## start EXERCISE INPUT

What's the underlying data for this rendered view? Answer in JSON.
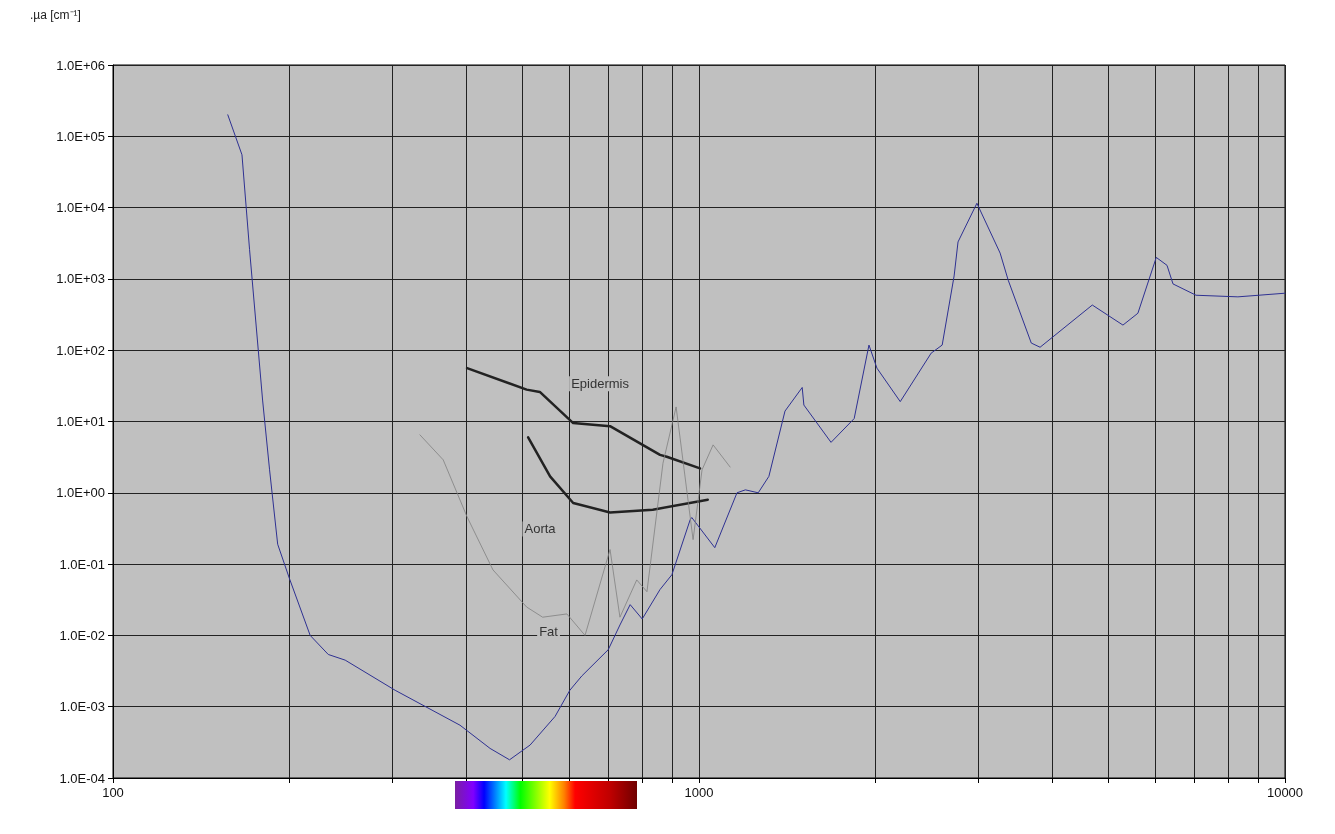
{
  "chart_data": {
    "type": "line",
    "ylabel": ".µa [cm⁻¹]",
    "log": "xy",
    "grid": true,
    "marker": "none",
    "line_style": "solid",
    "xlim": [
      100,
      10000
    ],
    "ylim": [
      0.0001,
      1000000
    ],
    "xticks": [
      100,
      {
        "value": 200,
        "label": null
      },
      {
        "value": 300,
        "label": null
      },
      {
        "value": 400,
        "label": null
      },
      {
        "value": 500,
        "label": null
      },
      {
        "value": 600,
        "label": null
      },
      {
        "value": 700,
        "label": null
      },
      {
        "value": 800,
        "label": null
      },
      {
        "value": 900,
        "label": null
      },
      1000,
      {
        "value": 2000,
        "label": null
      },
      {
        "value": 3000,
        "label": null
      },
      {
        "value": 4000,
        "label": null
      },
      {
        "value": 5000,
        "label": null
      },
      {
        "value": 6000,
        "label": null
      },
      {
        "value": 7000,
        "label": null
      },
      {
        "value": 8000,
        "label": null
      },
      {
        "value": 9000,
        "label": null
      },
      10000
    ],
    "yticks": [
      {
        "value": 0.0001,
        "label": "1.0E-04"
      },
      {
        "value": 0.001,
        "label": "1.0E-03"
      },
      {
        "value": 0.01,
        "label": "1.0E-02"
      },
      {
        "value": 0.1,
        "label": "1.0E-01"
      },
      {
        "value": 1,
        "label": "1.0E+00"
      },
      {
        "value": 10,
        "label": "1.0E+01"
      },
      {
        "value": 100,
        "label": "1.0E+02"
      },
      {
        "value": 1000,
        "label": "1.0E+03"
      },
      {
        "value": 10000,
        "label": "1.0E+04"
      },
      {
        "value": 100000,
        "label": "1.0E+05"
      },
      {
        "value": 1000000,
        "label": "1.0E+06"
      }
    ],
    "series": [
      {
        "color": "#2e3192",
        "x": [
          157,
          166,
          171,
          180,
          185,
          191,
          200,
          217,
          233,
          249,
          303,
          391,
          440,
          475,
          515,
          568,
          602,
          631,
          700,
          733,
          763,
          800,
          858,
          899,
          966,
          972,
          1064,
          1161,
          1200,
          1262,
          1316,
          1402,
          1500,
          1510,
          1680,
          1840,
          1950,
          2012,
          2205,
          2490,
          2600,
          2725,
          2767,
          2980,
          3265,
          3370,
          3690,
          3820,
          4690,
          5290,
          5610,
          6030,
          6290,
          6440,
          7050,
          8310,
          10000
        ],
        "values": [
          200000,
          55000,
          2600,
          20,
          2.1,
          0.19,
          0.063,
          0.01,
          0.0054,
          0.0045,
          0.0017,
          0.00055,
          0.00026,
          0.00018,
          0.00029,
          0.00073,
          0.0017,
          0.0027,
          0.0063,
          0.014,
          0.027,
          0.017,
          0.044,
          0.071,
          0.42,
          0.45,
          0.17,
          1.0,
          1.1,
          1.0,
          1.7,
          14,
          30,
          17,
          5.1,
          11,
          118,
          56,
          19,
          91,
          118,
          1100,
          3300,
          11500,
          2300,
          960,
          126,
          110,
          430,
          225,
          330,
          2000,
          1550,
          850,
          590,
          560,
          630
        ]
      },
      {
        "name": "Epidermis",
        "color": "#222222",
        "x": [
          402,
          508,
          535,
          610,
          705,
          858,
          881,
          1004
        ],
        "values": [
          56,
          28,
          26,
          9.5,
          8.6,
          3.4,
          3.2,
          2.2
        ]
      },
      {
        "name": "Aorta",
        "color": "#222222",
        "x": [
          511,
          557,
          610,
          705,
          834,
          1035
        ],
        "values": [
          6.0,
          1.7,
          0.72,
          0.53,
          0.58,
          0.8
        ]
      },
      {
        "name": "Fat",
        "color": "#808080",
        "x": [
          334,
          366,
          402,
          445,
          508,
          541,
          595,
          639,
          705,
          733,
          783,
          815,
          868,
          914,
          977,
          1012,
          1057,
          1130
        ],
        "values": [
          6.5,
          2.9,
          0.46,
          0.083,
          0.025,
          0.018,
          0.02,
          0.01,
          0.16,
          0.018,
          0.06,
          0.041,
          2.6,
          16,
          0.22,
          2.1,
          4.7,
          2.3
        ]
      }
    ]
  }
}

## end EXERCISE INPUT

Exclude the pictures, and transcribe all of the material exactly.

What's the underlying data for this rendered view? Answer in JSON.
{
  "chart_data": {
    "type": "line",
    "ylabel": ".µa [cm⁻¹]",
    "log": "xy",
    "grid": true,
    "marker": "none",
    "line_style": "solid",
    "xlim": [
      100,
      10000
    ],
    "ylim": [
      0.0001,
      1000000
    ],
    "xticks": [
      100,
      {
        "value": 200,
        "label": null
      },
      {
        "value": 300,
        "label": null
      },
      {
        "value": 400,
        "label": null
      },
      {
        "value": 500,
        "label": null
      },
      {
        "value": 600,
        "label": null
      },
      {
        "value": 700,
        "label": null
      },
      {
        "value": 800,
        "label": null
      },
      {
        "value": 900,
        "label": null
      },
      1000,
      {
        "value": 2000,
        "label": null
      },
      {
        "value": 3000,
        "label": null
      },
      {
        "value": 4000,
        "label": null
      },
      {
        "value": 5000,
        "label": null
      },
      {
        "value": 6000,
        "label": null
      },
      {
        "value": 7000,
        "label": null
      },
      {
        "value": 8000,
        "label": null
      },
      {
        "value": 9000,
        "label": null
      },
      10000
    ],
    "yticks": [
      {
        "value": 0.0001,
        "label": "1.0E-04"
      },
      {
        "value": 0.001,
        "label": "1.0E-03"
      },
      {
        "value": 0.01,
        "label": "1.0E-02"
      },
      {
        "value": 0.1,
        "label": "1.0E-01"
      },
      {
        "value": 1,
        "label": "1.0E+00"
      },
      {
        "value": 10,
        "label": "1.0E+01"
      },
      {
        "value": 100,
        "label": "1.0E+02"
      },
      {
        "value": 1000,
        "label": "1.0E+03"
      },
      {
        "value": 10000,
        "label": "1.0E+04"
      },
      {
        "value": 100000,
        "label": "1.0E+05"
      },
      {
        "value": 1000000,
        "label": "1.0E+06"
      }
    ],
    "series": [
      {
        "color": "#2e3192",
        "x": [
          157,
          166,
          171,
          180,
          185,
          191,
          200,
          217,
          233,
          249,
          303,
          391,
          440,
          475,
          515,
          568,
          602,
          631,
          700,
          733,
          763,
          800,
          858,
          899,
          966,
          972,
          1064,
          1161,
          1200,
          1262,
          1316,
          1402,
          1500,
          1510,
          1680,
          1840,
          1950,
          2012,
          2205,
          2490,
          2600,
          2725,
          2767,
          2980,
          3265,
          3370,
          3690,
          3820,
          4690,
          5290,
          5610,
          6030,
          6290,
          6440,
          7050,
          8310,
          10000
        ],
        "values": [
          200000,
          55000,
          2600,
          20,
          2.1,
          0.19,
          0.063,
          0.01,
          0.0054,
          0.0045,
          0.0017,
          0.00055,
          0.00026,
          0.00018,
          0.00029,
          0.00073,
          0.0017,
          0.0027,
          0.0063,
          0.014,
          0.027,
          0.017,
          0.044,
          0.071,
          0.42,
          0.45,
          0.17,
          1.0,
          1.1,
          1.0,
          1.7,
          14,
          30,
          17,
          5.1,
          11,
          118,
          56,
          19,
          91,
          118,
          1100,
          3300,
          11500,
          2300,
          960,
          126,
          110,
          430,
          225,
          330,
          2000,
          1550,
          850,
          590,
          560,
          630
        ]
      },
      {
        "name": "Epidermis",
        "color": "#222222",
        "x": [
          402,
          508,
          535,
          610,
          705,
          858,
          881,
          1004
        ],
        "values": [
          56,
          28,
          26,
          9.5,
          8.6,
          3.4,
          3.2,
          2.2
        ]
      },
      {
        "name": "Aorta",
        "color": "#222222",
        "x": [
          511,
          557,
          610,
          705,
          834,
          1035
        ],
        "values": [
          6.0,
          1.7,
          0.72,
          0.53,
          0.58,
          0.8
        ]
      },
      {
        "name": "Fat",
        "color": "#808080",
        "x": [
          334,
          366,
          402,
          445,
          508,
          541,
          595,
          639,
          705,
          733,
          783,
          815,
          868,
          914,
          977,
          1012,
          1057,
          1130
        ],
        "values": [
          6.5,
          2.9,
          0.46,
          0.083,
          0.025,
          0.018,
          0.02,
          0.01,
          0.16,
          0.018,
          0.06,
          0.041,
          2.6,
          16,
          0.22,
          2.1,
          4.7,
          2.3
        ]
      }
    ]
  }
}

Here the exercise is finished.